- TEXTO DADO
· · ·
CAMAGÜEY.- La filial de la Unión de Escritores y Artistas de Cuba (Uneac) en este territorio ha elegido la muestra colectiva Fidel entre nosotros siempre, para su doble celebración de agosto: los 90 del Comandante en Jefe y los 55 que como organización cumplirá el lunes 22.

La galería Julián Morales de la Uneac, en la calle Cisneros Nro 159, es un mosaico visual, en el que lo más evidente de la dedicatoria al Líder Histórico de la Revolución resulta el dibujo de Roberto Estrada, Proyecto Caguairán (2012).

Dedicada a Fidel hay otra exposición, Luz verde, de Yanel Hernández Prieto, en la galería Amalia, en la sede del Fondo Cubano de Bienes Culturales. Contiene nueve cuadros que fueron un ejercicio de apropiación creativa de imágenes fotográficas, tanto al óleo como al carboncillo. Esta confirma la madurez en el pulso de un joven al que se le da el retrato.

Pero en la galería de la Uneac, lo sugerente está en lo que no se ve abiertamente, justo una de las astucias del curador Jorge Santos Caballero, al conferir al espectador el privilegio de encontrar por intuición lo suscrito en el título.
· · ·
- INSTRUCCIONES DE TRABAJO
1 - Resume en forma de lista el párrafo de la nota sobre las exposiciones que empieza con "Dedicada a Fidel hay otra exposición" y conserva sus datos principales.
2 - Enumera todos los títulos de exposiciones y de obras que aparecen en la nota sobre las exposiciones.
3 - Continúa la nota sobre las exposiciones a partir de su última oración.
Las líneas no tienen relación con la nota sobre las exposiciones.

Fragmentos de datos
· · ·
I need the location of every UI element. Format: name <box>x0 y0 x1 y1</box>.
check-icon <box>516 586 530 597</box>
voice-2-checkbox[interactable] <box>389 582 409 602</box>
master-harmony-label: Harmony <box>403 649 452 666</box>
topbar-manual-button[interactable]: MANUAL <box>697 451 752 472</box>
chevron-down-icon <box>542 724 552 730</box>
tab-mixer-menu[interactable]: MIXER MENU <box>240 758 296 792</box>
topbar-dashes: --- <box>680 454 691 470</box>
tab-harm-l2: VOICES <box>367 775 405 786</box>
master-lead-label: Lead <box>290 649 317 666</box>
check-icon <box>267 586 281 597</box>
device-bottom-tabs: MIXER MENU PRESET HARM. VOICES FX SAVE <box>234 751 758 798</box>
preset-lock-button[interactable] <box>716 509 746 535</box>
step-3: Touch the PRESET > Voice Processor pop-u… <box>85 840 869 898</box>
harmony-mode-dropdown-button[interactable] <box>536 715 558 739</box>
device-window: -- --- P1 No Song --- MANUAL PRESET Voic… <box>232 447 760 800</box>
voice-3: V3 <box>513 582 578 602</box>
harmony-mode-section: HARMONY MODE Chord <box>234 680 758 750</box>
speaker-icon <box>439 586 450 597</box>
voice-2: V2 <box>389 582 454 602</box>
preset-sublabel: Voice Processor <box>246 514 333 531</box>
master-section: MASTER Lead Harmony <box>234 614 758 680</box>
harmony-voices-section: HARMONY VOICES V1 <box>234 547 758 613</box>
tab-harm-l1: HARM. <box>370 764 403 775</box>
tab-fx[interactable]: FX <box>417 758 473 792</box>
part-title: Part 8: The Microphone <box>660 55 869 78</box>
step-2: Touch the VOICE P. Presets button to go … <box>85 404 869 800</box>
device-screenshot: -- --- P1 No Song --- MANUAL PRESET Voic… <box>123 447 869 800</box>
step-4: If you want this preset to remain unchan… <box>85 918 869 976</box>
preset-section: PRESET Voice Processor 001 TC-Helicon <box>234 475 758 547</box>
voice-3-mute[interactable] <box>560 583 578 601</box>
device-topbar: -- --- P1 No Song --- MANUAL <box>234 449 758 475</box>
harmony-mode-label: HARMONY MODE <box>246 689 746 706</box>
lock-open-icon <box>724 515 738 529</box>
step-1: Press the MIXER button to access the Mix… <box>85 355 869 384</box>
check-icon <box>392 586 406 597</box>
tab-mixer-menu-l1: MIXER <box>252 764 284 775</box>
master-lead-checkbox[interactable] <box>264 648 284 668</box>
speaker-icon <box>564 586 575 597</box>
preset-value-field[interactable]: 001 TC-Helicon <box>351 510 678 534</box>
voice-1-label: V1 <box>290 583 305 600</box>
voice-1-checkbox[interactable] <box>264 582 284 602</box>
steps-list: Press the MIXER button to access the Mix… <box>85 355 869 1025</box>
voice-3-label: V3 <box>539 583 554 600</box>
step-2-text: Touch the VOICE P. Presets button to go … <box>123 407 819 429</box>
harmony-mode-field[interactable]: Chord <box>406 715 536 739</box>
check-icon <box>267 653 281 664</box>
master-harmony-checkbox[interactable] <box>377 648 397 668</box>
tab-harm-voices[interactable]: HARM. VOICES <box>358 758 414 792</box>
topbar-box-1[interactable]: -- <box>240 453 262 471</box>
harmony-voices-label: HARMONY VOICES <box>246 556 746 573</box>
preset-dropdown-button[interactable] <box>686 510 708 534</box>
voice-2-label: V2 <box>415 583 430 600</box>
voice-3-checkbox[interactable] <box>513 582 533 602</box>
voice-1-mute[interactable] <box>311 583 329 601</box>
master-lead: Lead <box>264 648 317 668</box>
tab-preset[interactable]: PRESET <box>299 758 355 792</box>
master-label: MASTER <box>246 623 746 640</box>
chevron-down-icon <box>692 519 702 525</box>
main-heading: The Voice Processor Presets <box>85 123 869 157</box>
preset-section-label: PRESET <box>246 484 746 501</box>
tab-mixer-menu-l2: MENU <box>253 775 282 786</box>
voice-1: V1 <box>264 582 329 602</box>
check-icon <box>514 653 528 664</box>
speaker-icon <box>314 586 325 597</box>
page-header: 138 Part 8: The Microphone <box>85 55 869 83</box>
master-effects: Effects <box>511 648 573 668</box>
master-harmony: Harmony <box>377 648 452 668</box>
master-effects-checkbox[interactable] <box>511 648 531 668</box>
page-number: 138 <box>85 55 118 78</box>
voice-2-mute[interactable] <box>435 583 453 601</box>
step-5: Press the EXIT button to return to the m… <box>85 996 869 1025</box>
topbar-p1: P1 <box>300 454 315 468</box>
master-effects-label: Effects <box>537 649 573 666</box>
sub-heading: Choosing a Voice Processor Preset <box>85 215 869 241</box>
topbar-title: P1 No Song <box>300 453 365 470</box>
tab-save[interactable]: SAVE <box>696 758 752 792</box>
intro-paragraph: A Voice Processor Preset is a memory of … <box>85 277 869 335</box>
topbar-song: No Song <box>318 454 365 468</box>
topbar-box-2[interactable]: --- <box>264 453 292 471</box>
· · ·
- LISTA DE RESPUESTAS
1 -
- Exposición: Luz verde, de Yanel Hernández Prieto, dedicada a Fidel.
- Lugar: galería Amalia, en la sede del Fondo Cubano de Bienes Culturales.
- Contenido: nueve cuadros al óleo y al carboncillo, hechos como ejercicio de apropiación creativa de imágenes fotográficas.
- Valoración: confirma la madurez en el pulso de un joven dotado para el retrato.

2 -
- Fidel entre nosotros siempre
- Proyecto Caguairán
- Luz verde

3 -
Resulta una fiesta admirar tantos artistas de renombre como Joel Jover, Ileana Sánchez, Orestes Larios, Martha Jiménez, Alejandrina Silvera, Yolanda Ulloa, René de la Torre, Marcos Planos, Ernesto Giralt, Octavio González, en un espacio donde aparecen también otros menos conocidos, pero que en sus pocos años han trazado una obra promisoria como Joel González Pallerols, José Gabriel Martínez y Elías Henoc.

Hay un excelente retrato a Guayasamín (2007), de la mano prodigiosa de Lorenzo Linares. Está la curiosa pieza Souvenir (1966), de Osvaldo Rodríguez Petit, mas el conjunto funciona como una oportunidad para el redescubrimiento de lo que han sido y de lo que son sus autores; también para mirarnos como público en los acentos de nuestra identidad, en los colores de las certidumbres y las esperanzas como nación.